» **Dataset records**

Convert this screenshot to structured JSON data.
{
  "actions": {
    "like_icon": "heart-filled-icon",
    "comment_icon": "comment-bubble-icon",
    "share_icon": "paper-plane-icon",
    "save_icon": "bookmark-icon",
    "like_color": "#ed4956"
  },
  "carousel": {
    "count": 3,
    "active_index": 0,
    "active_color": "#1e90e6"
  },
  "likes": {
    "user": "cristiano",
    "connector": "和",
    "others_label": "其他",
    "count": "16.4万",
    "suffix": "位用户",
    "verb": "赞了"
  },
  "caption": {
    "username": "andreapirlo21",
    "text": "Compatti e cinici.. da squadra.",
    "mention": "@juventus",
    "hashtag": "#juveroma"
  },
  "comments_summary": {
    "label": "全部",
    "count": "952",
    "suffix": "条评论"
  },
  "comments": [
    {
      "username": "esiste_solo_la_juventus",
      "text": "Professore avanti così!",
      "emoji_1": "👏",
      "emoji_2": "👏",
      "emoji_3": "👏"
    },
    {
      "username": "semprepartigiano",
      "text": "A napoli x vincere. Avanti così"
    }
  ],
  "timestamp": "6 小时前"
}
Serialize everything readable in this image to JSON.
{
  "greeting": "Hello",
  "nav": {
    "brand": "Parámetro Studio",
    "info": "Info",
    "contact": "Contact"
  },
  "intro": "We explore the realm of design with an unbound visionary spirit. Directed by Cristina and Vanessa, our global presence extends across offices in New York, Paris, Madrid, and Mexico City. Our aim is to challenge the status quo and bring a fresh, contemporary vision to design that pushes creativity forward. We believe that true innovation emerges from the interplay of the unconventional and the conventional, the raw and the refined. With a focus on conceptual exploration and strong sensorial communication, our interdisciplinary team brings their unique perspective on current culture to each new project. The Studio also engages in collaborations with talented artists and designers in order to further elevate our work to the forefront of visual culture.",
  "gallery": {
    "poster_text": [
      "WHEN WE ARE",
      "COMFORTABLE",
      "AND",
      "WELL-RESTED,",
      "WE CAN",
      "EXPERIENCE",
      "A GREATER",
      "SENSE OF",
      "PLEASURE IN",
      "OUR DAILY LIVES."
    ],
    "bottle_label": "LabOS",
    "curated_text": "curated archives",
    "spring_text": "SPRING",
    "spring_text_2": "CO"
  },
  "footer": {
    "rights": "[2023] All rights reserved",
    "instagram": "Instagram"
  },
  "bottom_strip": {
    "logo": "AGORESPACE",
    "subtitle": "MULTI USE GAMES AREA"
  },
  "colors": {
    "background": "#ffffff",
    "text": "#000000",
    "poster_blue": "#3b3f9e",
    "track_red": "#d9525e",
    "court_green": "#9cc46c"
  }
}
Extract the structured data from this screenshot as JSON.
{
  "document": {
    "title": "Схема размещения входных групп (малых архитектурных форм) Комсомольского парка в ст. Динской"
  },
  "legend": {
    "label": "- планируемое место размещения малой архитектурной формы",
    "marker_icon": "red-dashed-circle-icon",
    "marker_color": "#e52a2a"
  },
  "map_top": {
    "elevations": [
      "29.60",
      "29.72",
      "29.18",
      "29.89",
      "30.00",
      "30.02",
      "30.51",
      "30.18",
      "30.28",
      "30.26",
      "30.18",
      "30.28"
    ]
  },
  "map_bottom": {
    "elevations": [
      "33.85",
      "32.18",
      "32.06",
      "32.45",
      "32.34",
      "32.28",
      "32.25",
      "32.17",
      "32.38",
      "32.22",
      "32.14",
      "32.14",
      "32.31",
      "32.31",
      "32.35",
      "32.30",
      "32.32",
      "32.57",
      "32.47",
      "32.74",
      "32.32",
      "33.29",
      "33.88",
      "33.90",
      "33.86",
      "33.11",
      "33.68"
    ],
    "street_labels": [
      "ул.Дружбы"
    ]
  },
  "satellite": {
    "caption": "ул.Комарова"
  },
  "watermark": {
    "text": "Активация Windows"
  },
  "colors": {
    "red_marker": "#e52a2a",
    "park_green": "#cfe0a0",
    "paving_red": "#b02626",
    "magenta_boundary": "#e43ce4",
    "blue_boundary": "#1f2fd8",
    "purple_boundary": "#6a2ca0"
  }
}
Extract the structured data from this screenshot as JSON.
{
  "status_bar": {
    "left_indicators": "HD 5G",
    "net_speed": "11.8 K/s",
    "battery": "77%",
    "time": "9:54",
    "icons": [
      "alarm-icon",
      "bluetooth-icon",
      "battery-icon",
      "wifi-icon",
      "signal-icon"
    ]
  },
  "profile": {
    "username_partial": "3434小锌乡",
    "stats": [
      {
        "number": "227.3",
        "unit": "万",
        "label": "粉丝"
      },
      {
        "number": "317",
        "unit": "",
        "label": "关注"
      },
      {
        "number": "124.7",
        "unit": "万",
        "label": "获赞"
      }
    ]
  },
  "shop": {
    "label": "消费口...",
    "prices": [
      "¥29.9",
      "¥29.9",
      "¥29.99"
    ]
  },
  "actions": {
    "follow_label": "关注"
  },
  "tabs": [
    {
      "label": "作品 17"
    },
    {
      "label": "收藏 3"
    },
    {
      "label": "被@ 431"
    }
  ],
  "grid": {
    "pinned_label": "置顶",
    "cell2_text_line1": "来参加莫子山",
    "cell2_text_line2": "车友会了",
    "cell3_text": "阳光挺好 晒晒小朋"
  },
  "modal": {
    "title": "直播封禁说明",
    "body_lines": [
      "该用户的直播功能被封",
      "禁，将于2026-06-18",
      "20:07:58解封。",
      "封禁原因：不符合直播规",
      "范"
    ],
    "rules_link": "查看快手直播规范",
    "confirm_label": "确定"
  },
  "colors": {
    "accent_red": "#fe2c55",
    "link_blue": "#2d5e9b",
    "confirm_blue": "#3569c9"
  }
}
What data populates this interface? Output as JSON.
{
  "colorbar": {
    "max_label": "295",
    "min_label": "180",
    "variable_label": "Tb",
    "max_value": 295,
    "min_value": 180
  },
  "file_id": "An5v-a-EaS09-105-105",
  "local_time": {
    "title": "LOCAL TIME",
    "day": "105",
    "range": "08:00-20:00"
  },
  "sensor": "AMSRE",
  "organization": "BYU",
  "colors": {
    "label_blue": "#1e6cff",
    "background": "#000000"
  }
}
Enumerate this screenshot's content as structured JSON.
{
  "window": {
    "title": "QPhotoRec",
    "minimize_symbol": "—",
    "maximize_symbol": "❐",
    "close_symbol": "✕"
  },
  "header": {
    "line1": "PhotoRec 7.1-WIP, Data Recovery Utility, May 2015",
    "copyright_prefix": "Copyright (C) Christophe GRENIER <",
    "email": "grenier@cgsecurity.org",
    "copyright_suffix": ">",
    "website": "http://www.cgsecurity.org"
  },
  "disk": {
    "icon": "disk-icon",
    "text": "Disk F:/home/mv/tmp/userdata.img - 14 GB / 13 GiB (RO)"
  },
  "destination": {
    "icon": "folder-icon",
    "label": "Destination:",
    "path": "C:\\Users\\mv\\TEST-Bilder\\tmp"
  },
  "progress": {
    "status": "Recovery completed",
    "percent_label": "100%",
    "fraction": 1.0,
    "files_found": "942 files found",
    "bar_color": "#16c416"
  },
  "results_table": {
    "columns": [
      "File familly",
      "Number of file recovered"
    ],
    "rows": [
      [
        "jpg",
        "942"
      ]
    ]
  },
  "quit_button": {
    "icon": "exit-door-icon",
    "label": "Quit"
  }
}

» **EXERCISE**
Show every line of the listing in which the string "размещения" can be found.

» **EXERCISE SOLUTION**
    "title": "Схема размещения входных групп (малых архитектурных форм) Комсомольского парка в ст. Динской"
    "label": "- планируемое место размещения малой архитектурной формы",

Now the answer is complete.